THE REQUEST
Below you will find a set of lines. Repeat them all exactly.

Entries with figure data
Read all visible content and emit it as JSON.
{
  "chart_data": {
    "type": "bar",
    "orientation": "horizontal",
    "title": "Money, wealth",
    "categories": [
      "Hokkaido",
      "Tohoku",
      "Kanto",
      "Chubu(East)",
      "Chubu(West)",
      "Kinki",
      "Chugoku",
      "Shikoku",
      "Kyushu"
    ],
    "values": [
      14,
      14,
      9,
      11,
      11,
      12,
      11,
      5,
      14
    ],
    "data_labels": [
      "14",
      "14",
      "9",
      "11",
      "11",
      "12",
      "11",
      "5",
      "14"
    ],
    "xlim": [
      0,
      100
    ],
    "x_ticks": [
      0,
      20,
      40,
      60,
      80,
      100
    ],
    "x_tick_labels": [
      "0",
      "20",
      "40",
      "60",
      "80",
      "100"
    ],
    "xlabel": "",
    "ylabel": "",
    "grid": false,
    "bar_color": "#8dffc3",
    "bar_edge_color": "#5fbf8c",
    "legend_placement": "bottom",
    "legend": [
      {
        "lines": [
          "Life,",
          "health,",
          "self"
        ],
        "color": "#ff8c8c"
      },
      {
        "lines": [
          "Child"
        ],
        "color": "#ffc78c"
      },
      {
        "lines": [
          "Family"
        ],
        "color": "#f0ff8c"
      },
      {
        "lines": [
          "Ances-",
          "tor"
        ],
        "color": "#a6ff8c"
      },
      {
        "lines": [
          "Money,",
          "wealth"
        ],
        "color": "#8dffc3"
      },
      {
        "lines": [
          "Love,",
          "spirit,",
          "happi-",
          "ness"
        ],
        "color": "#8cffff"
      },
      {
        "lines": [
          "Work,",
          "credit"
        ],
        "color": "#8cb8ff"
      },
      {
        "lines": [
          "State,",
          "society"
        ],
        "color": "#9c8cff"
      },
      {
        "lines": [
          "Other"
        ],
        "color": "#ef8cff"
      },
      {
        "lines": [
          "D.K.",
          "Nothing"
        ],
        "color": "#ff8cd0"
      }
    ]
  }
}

RESPONSE FOR THIS EXERCISE
Read all visible content and emit it as JSON.
{
  "chart_data": {
    "type": "bar",
    "orientation": "horizontal",
    "title": "Money, wealth",
    "categories": [
      "Hokkaido",
      "Tohoku",
      "Kanto",
      "Chubu(East)",
      "Chubu(West)",
      "Kinki",
      "Chugoku",
      "Shikoku",
      "Kyushu"
    ],
    "values": [
      14,
      14,
      9,
      11,
      11,
      12,
      11,
      5,
      14
    ],
    "data_labels": [
      "14",
      "14",
      "9",
      "11",
      "11",
      "12",
      "11",
      "5",
      "14"
    ],
    "xlim": [
      0,
      100
    ],
    "x_ticks": [
      0,
      20,
      40,
      60,
      80,
      100
    ],
    "x_tick_labels": [
      "0",
      "20",
      "40",
      "60",
      "80",
      "100"
    ],
    "xlabel": "",
    "ylabel": "",
    "grid": false,
    "bar_color": "#8dffc3",
    "bar_edge_color": "#5fbf8c",
    "legend_placement": "bottom",
    "legend": [
      {
        "lines": [
          "Life,",
          "health,",
          "self"
        ],
        "color": "#ff8c8c"
      },
      {
        "lines": [
          "Child"
        ],
        "color": "#ffc78c"
      },
      {
        "lines": [
          "Family"
        ],
        "color": "#f0ff8c"
      },
      {
        "lines": [
          "Ances-",
          "tor"
        ],
        "color": "#a6ff8c"
      },
      {
        "lines": [
          "Money,",
          "wealth"
        ],
        "color": "#8dffc3"
      },
      {
        "lines": [
          "Love,",
          "spirit,",
          "happi-",
          "ness"
        ],
        "color": "#8cffff"
      },
      {
        "lines": [
          "Work,",
          "credit"
        ],
        "color": "#8cb8ff"
      },
      {
        "lines": [
          "State,",
          "society"
        ],
        "color": "#9c8cff"
      },
      {
        "lines": [
          "Other"
        ],
        "color": "#ef8cff"
      },
      {
        "lines": [
          "D.K.",
          "Nothing"
        ],
        "color": "#ff8cd0"
      }
    ]
  }
}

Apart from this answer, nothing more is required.